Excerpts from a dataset
+--
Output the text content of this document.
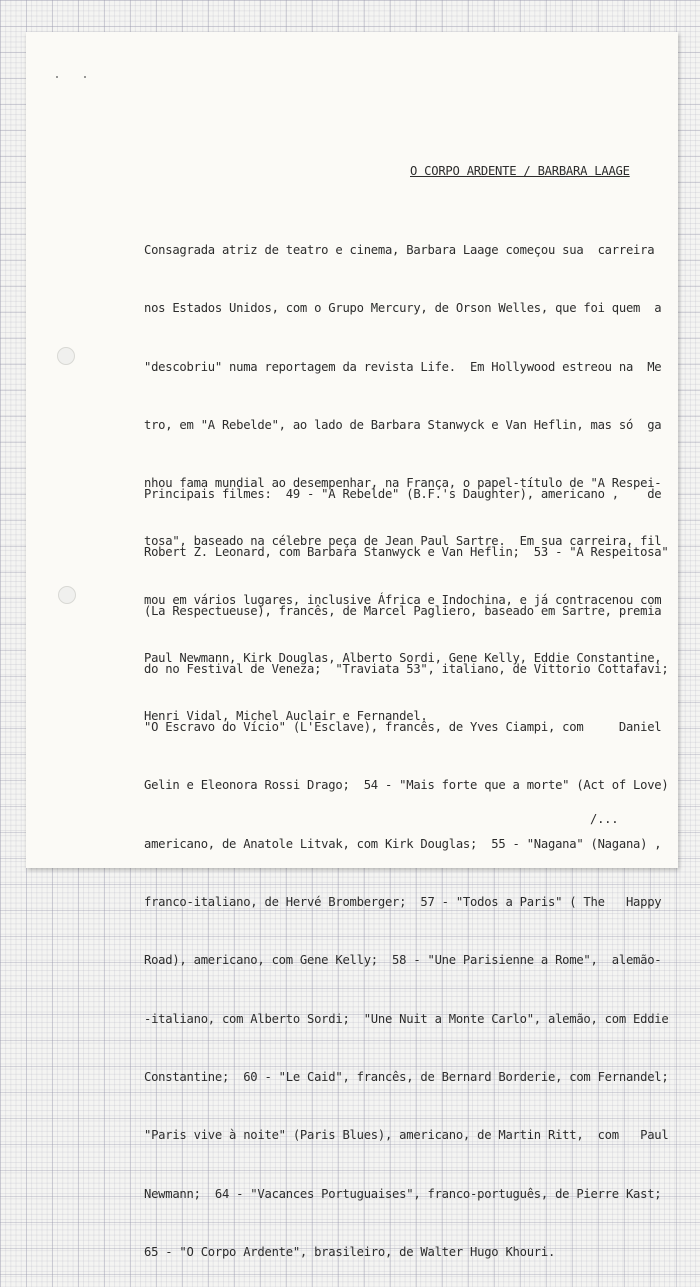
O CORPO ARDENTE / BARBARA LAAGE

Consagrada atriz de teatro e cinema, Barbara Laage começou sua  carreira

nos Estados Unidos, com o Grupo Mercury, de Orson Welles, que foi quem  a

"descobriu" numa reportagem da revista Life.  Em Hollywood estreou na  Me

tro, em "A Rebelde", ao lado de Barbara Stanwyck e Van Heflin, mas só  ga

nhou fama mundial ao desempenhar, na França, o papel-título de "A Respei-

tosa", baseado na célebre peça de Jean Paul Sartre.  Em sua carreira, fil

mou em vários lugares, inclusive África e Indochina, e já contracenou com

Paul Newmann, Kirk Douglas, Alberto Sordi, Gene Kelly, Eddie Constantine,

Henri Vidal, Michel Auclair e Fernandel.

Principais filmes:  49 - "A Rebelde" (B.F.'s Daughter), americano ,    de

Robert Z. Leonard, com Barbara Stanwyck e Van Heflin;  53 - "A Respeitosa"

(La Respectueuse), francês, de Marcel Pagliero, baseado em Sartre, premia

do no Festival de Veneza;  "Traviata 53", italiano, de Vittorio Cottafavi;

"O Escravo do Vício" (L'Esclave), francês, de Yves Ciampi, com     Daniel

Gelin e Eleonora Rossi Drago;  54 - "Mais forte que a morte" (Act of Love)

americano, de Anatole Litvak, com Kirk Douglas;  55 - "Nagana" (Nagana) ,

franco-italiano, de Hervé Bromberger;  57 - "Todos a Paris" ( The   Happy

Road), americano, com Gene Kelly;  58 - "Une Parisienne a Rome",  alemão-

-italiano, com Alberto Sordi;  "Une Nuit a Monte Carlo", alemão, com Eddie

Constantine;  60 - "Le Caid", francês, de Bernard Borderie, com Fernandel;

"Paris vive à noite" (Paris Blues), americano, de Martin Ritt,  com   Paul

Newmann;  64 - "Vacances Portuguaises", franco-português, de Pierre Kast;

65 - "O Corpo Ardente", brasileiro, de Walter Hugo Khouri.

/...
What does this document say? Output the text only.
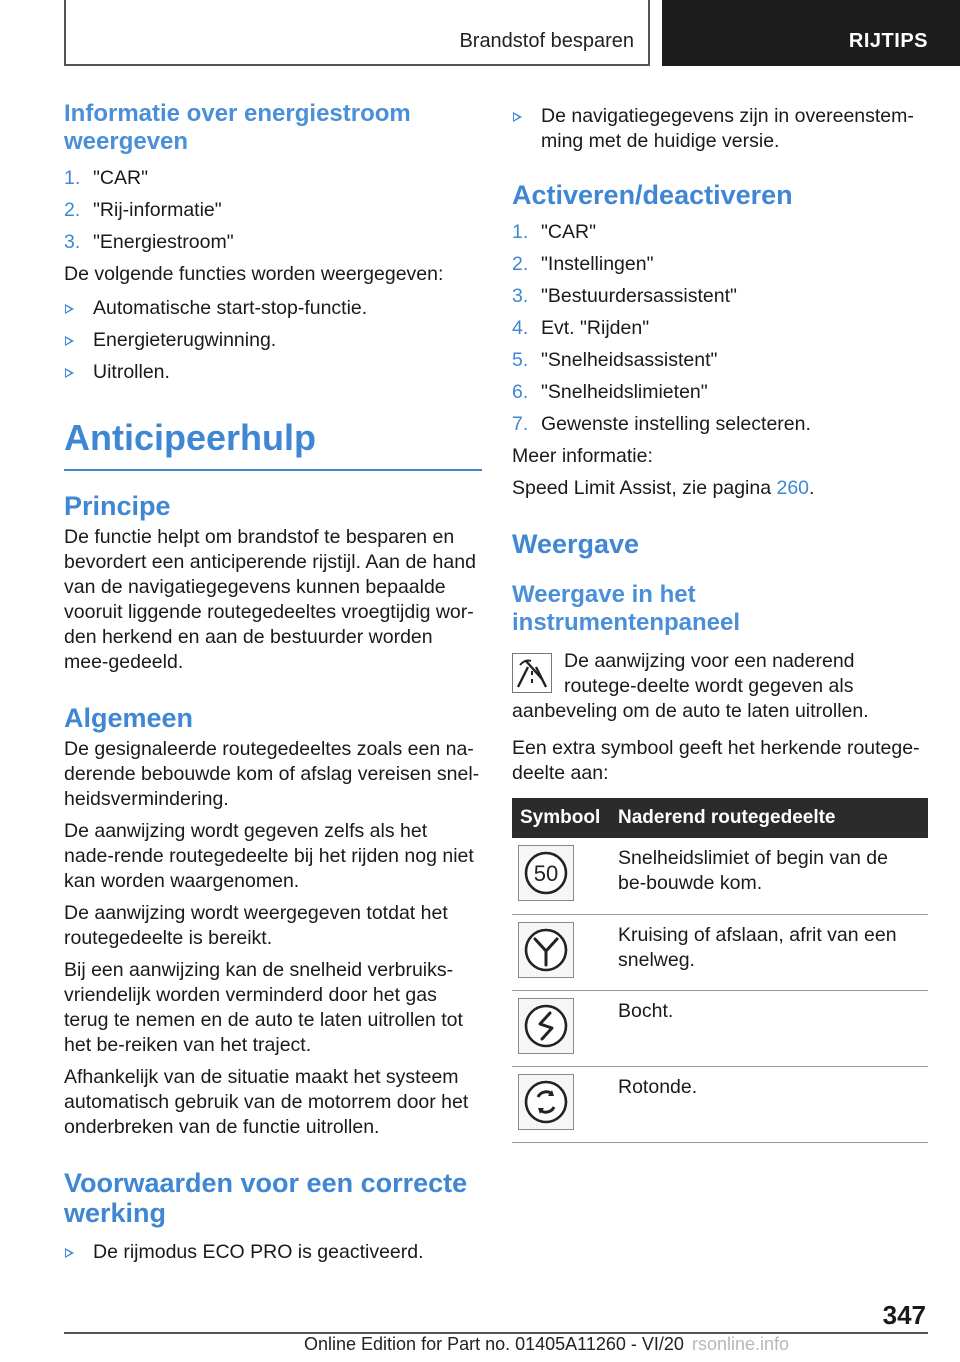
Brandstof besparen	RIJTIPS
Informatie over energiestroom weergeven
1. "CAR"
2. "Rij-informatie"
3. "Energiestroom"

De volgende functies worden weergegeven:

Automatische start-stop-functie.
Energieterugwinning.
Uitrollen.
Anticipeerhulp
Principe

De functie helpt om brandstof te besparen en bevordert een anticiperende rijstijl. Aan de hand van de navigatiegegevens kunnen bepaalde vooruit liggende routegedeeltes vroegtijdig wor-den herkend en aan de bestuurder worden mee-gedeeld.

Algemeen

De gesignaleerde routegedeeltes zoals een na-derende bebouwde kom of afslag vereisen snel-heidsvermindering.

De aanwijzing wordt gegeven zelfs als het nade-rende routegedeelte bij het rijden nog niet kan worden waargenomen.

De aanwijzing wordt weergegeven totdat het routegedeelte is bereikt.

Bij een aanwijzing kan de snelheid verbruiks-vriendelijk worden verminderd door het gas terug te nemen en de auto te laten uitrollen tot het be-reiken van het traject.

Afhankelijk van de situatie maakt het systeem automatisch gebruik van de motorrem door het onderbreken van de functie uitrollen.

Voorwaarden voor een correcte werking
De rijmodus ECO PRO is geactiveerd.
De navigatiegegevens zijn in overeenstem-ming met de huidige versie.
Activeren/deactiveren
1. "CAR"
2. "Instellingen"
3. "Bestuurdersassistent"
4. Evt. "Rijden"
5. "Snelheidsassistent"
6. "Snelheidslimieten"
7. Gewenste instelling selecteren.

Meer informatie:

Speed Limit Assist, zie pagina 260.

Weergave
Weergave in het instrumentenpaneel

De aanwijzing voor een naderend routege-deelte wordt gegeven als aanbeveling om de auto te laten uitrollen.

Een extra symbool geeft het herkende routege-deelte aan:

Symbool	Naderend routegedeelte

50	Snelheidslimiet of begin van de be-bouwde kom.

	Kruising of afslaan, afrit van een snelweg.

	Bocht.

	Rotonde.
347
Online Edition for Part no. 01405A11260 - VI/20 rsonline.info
+--
**PROBLEM STATEMENT**: If a line of the data contains "Newmann", copy it out.

**YOUR SOLUTION**:
Paul Newmann, Kirk Douglas, Alberto Sordi, Gene Kelly, Eddie Constantine,
Newmann;  64 - "Vacances Portuguaises", franco-português, de Pierre Kast;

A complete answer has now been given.